WHAT THE EXERCISE ASKS. Set down the material once more, exactly as it appears.

● ● ● ●

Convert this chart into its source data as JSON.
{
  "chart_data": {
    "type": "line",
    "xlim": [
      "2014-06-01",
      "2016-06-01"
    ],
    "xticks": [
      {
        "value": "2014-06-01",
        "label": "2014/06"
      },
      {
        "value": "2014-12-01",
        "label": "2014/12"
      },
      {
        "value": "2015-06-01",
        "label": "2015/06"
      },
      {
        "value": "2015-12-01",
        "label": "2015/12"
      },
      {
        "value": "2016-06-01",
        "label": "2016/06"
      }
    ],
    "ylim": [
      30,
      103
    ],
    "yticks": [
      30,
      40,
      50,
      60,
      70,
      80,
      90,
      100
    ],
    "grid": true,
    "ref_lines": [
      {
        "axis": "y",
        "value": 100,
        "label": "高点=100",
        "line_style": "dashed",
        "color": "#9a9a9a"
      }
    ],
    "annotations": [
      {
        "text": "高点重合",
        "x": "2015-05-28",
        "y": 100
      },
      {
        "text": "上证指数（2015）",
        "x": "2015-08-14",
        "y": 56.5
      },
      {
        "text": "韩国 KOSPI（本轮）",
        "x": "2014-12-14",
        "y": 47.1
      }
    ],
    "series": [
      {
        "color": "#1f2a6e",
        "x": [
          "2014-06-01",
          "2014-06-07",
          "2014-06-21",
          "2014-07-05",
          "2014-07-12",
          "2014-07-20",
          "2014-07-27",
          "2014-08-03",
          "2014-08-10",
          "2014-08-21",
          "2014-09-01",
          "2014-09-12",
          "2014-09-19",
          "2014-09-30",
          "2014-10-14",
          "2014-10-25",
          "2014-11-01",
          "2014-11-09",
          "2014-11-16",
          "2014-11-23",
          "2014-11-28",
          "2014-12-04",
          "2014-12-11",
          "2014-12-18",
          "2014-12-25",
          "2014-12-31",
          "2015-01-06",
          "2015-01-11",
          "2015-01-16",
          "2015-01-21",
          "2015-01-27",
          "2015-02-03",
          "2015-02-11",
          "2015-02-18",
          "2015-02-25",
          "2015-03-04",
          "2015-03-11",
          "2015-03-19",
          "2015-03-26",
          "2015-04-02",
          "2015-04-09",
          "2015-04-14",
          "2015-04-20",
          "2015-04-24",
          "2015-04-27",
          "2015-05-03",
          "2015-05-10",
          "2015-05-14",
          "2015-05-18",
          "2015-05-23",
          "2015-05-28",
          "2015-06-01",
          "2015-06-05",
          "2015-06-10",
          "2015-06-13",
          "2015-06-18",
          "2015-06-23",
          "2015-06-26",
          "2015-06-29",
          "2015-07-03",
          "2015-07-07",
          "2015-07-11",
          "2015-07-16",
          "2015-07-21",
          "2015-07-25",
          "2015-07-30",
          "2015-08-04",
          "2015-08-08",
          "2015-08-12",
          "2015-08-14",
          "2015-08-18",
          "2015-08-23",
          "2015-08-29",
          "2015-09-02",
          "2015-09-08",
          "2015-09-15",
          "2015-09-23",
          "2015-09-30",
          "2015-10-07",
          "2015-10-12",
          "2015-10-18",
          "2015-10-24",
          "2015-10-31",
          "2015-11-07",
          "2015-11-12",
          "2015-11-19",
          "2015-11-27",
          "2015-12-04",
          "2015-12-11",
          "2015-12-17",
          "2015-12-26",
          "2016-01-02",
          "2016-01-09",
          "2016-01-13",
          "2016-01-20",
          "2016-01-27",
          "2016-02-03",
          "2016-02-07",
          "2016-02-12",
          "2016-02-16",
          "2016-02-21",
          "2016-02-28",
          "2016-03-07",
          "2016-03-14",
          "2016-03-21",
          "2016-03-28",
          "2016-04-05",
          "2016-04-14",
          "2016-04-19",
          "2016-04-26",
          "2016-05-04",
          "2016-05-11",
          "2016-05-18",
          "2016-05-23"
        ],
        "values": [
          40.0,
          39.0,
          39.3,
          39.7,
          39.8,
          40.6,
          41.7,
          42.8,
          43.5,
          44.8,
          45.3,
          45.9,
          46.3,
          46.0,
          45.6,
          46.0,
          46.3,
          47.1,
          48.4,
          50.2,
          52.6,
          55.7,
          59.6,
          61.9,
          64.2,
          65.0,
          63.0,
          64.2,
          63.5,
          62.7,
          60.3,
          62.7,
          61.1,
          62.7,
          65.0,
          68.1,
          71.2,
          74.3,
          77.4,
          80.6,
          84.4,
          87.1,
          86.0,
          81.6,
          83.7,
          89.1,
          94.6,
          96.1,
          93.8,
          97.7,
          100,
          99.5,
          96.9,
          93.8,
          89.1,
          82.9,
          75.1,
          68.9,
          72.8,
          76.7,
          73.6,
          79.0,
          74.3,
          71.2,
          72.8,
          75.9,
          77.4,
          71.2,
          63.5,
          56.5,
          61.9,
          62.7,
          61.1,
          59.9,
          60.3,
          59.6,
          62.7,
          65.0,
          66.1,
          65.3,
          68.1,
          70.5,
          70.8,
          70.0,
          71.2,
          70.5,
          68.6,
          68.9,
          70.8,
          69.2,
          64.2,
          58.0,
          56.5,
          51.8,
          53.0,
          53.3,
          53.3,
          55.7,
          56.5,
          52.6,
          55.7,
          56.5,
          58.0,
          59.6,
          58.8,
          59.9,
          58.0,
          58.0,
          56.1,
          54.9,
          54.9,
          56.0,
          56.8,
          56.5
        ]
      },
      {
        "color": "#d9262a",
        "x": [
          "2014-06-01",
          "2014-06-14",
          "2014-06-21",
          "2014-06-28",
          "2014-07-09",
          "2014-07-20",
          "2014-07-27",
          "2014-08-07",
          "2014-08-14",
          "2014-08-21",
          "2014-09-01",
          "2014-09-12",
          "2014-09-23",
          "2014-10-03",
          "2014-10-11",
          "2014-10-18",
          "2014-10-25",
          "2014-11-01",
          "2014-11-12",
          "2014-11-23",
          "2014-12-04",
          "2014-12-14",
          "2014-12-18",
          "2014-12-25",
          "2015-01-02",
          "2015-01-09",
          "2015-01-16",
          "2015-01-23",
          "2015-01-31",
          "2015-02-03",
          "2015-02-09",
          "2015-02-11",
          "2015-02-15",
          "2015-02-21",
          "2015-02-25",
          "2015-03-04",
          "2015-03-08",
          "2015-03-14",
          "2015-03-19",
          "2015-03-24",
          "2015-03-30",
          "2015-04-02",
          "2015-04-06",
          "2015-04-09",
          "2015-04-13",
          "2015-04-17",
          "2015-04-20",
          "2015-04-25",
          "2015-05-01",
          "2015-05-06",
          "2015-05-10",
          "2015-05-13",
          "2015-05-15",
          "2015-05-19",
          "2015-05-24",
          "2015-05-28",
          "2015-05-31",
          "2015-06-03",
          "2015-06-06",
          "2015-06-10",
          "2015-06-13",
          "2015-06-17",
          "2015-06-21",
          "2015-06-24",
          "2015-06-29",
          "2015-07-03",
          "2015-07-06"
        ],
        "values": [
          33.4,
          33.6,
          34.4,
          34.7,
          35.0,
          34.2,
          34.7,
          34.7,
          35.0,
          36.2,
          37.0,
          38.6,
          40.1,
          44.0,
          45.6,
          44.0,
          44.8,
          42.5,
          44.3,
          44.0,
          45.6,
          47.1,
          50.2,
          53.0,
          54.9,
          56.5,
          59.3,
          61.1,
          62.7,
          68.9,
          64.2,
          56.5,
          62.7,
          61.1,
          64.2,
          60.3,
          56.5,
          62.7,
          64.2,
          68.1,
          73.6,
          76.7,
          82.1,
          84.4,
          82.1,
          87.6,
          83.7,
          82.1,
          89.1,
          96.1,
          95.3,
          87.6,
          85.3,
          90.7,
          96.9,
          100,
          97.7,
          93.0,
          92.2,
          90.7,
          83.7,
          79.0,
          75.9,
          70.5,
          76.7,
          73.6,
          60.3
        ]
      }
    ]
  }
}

● ● ● ●

FINAL RESULT.
Convert this chart into its source data as JSON.
{
  "chart_data": {
    "type": "line",
    "xlim": [
      "2014-06-01",
      "2016-06-01"
    ],
    "xticks": [
      {
        "value": "2014-06-01",
        "label": "2014/06"
      },
      {
        "value": "2014-12-01",
        "label": "2014/12"
      },
      {
        "value": "2015-06-01",
        "label": "2015/06"
      },
      {
        "value": "2015-12-01",
        "label": "2015/12"
      },
      {
        "value": "2016-06-01",
        "label": "2016/06"
      }
    ],
    "ylim": [
      30,
      103
    ],
    "yticks": [
      30,
      40,
      50,
      60,
      70,
      80,
      90,
      100
    ],
    "grid": true,
    "ref_lines": [
      {
        "axis": "y",
        "value": 100,
        "label": "高点=100",
        "line_style": "dashed",
        "color": "#9a9a9a"
      }
    ],
    "annotations": [
      {
        "text": "高点重合",
        "x": "2015-05-28",
        "y": 100
      },
      {
        "text": "上证指数（2015）",
        "x": "2015-08-14",
        "y": 56.5
      },
      {
        "text": "韩国 KOSPI（本轮）",
        "x": "2014-12-14",
        "y": 47.1
      }
    ],
    "series": [
      {
        "color": "#1f2a6e",
        "x": [
          "2014-06-01",
          "2014-06-07",
          "2014-06-21",
          "2014-07-05",
          "2014-07-12",
          "2014-07-20",
          "2014-07-27",
          "2014-08-03",
          "2014-08-10",
          "2014-08-21",
          "2014-09-01",
          "2014-09-12",
          "2014-09-19",
          "2014-09-30",
          "2014-10-14",
          "2014-10-25",
          "2014-11-01",
          "2014-11-09",
          "2014-11-16",
          "2014-11-23",
          "2014-11-28",
          "2014-12-04",
          "2014-12-11",
          "2014-12-18",
          "2014-12-25",
          "2014-12-31",
          "2015-01-06",
          "2015-01-11",
          "2015-01-16",
          "2015-01-21",
          "2015-01-27",
          "2015-02-03",
          "2015-02-11",
          "2015-02-18",
          "2015-02-25",
          "2015-03-04",
          "2015-03-11",
          "2015-03-19",
          "2015-03-26",
          "2015-04-02",
          "2015-04-09",
          "2015-04-14",
          "2015-04-20",
          "2015-04-24",
          "2015-04-27",
          "2015-05-03",
          "2015-05-10",
          "2015-05-14",
          "2015-05-18",
          "2015-05-23",
          "2015-05-28",
          "2015-06-01",
          "2015-06-05",
          "2015-06-10",
          "2015-06-13",
          "2015-06-18",
          "2015-06-23",
          "2015-06-26",
          "2015-06-29",
          "2015-07-03",
          "2015-07-07",
          "2015-07-11",
          "2015-07-16",
          "2015-07-21",
          "2015-07-25",
          "2015-07-30",
          "2015-08-04",
          "2015-08-08",
          "2015-08-12",
          "2015-08-14",
          "2015-08-18",
          "2015-08-23",
          "2015-08-29",
          "2015-09-02",
          "2015-09-08",
          "2015-09-15",
          "2015-09-23",
          "2015-09-30",
          "2015-10-07",
          "2015-10-12",
          "2015-10-18",
          "2015-10-24",
          "2015-10-31",
          "2015-11-07",
          "2015-11-12",
          "2015-11-19",
          "2015-11-27",
          "2015-12-04",
          "2015-12-11",
          "2015-12-17",
          "2015-12-26",
          "2016-01-02",
          "2016-01-09",
          "2016-01-13",
          "2016-01-20",
          "2016-01-27",
          "2016-02-03",
          "2016-02-07",
          "2016-02-12",
          "2016-02-16",
          "2016-02-21",
          "2016-02-28",
          "2016-03-07",
          "2016-03-14",
          "2016-03-21",
          "2016-03-28",
          "2016-04-05",
          "2016-04-14",
          "2016-04-19",
          "2016-04-26",
          "2016-05-04",
          "2016-05-11",
          "2016-05-18",
          "2016-05-23"
        ],
        "values": [
          40.0,
          39.0,
          39.3,
          39.7,
          39.8,
          40.6,
          41.7,
          42.8,
          43.5,
          44.8,
          45.3,
          45.9,
          46.3,
          46.0,
          45.6,
          46.0,
          46.3,
          47.1,
          48.4,
          50.2,
          52.6,
          55.7,
          59.6,
          61.9,
          64.2,
          65.0,
          63.0,
          64.2,
          63.5,
          62.7,
          60.3,
          62.7,
          61.1,
          62.7,
          65.0,
          68.1,
          71.2,
          74.3,
          77.4,
          80.6,
          84.4,
          87.1,
          86.0,
          81.6,
          83.7,
          89.1,
          94.6,
          96.1,
          93.8,
          97.7,
          100,
          99.5,
          96.9,
          93.8,
          89.1,
          82.9,
          75.1,
          68.9,
          72.8,
          76.7,
          73.6,
          79.0,
          74.3,
          71.2,
          72.8,
          75.9,
          77.4,
          71.2,
          63.5,
          56.5,
          61.9,
          62.7,
          61.1,
          59.9,
          60.3,
          59.6,
          62.7,
          65.0,
          66.1,
          65.3,
          68.1,
          70.5,
          70.8,
          70.0,
          71.2,
          70.5,
          68.6,
          68.9,
          70.8,
          69.2,
          64.2,
          58.0,
          56.5,
          51.8,
          53.0,
          53.3,
          53.3,
          55.7,
          56.5,
          52.6,
          55.7,
          56.5,
          58.0,
          59.6,
          58.8,
          59.9,
          58.0,
          58.0,
          56.1,
          54.9,
          54.9,
          56.0,
          56.8,
          56.5
        ]
      },
      {
        "color": "#d9262a",
        "x": [
          "2014-06-01",
          "2014-06-14",
          "2014-06-21",
          "2014-06-28",
          "2014-07-09",
          "2014-07-20",
          "2014-07-27",
          "2014-08-07",
          "2014-08-14",
          "2014-08-21",
          "2014-09-01",
          "2014-09-12",
          "2014-09-23",
          "2014-10-03",
          "2014-10-11",
          "2014-10-18",
          "2014-10-25",
          "2014-11-01",
          "2014-11-12",
          "2014-11-23",
          "2014-12-04",
          "2014-12-14",
          "2014-12-18",
          "2014-12-25",
          "2015-01-02",
          "2015-01-09",
          "2015-01-16",
          "2015-01-23",
          "2015-01-31",
          "2015-02-03",
          "2015-02-09",
          "2015-02-11",
          "2015-02-15",
          "2015-02-21",
          "2015-02-25",
          "2015-03-04",
          "2015-03-08",
          "2015-03-14",
          "2015-03-19",
          "2015-03-24",
          "2015-03-30",
          "2015-04-02",
          "2015-04-06",
          "2015-04-09",
          "2015-04-13",
          "2015-04-17",
          "2015-04-20",
          "2015-04-25",
          "2015-05-01",
          "2015-05-06",
          "2015-05-10",
          "2015-05-13",
          "2015-05-15",
          "2015-05-19",
          "2015-05-24",
          "2015-05-28",
          "2015-05-31",
          "2015-06-03",
          "2015-06-06",
          "2015-06-10",
          "2015-06-13",
          "2015-06-17",
          "2015-06-21",
          "2015-06-24",
          "2015-06-29",
          "2015-07-03",
          "2015-07-06"
        ],
        "values": [
          33.4,
          33.6,
          34.4,
          34.7,
          35.0,
          34.2,
          34.7,
          34.7,
          35.0,
          36.2,
          37.0,
          38.6,
          40.1,
          44.0,
          45.6,
          44.0,
          44.8,
          42.5,
          44.3,
          44.0,
          45.6,
          47.1,
          50.2,
          53.0,
          54.9,
          56.5,
          59.3,
          61.1,
          62.7,
          68.9,
          64.2,
          56.5,
          62.7,
          61.1,
          64.2,
          60.3,
          56.5,
          62.7,
          64.2,
          68.1,
          73.6,
          76.7,
          82.1,
          84.4,
          82.1,
          87.6,
          83.7,
          82.1,
          89.1,
          96.1,
          95.3,
          87.6,
          85.3,
          90.7,
          96.9,
          100,
          97.7,
          93.0,
          92.2,
          90.7,
          83.7,
          79.0,
          75.9,
          70.5,
          76.7,
          73.6,
          60.3
        ]
      }
    ]
  }
}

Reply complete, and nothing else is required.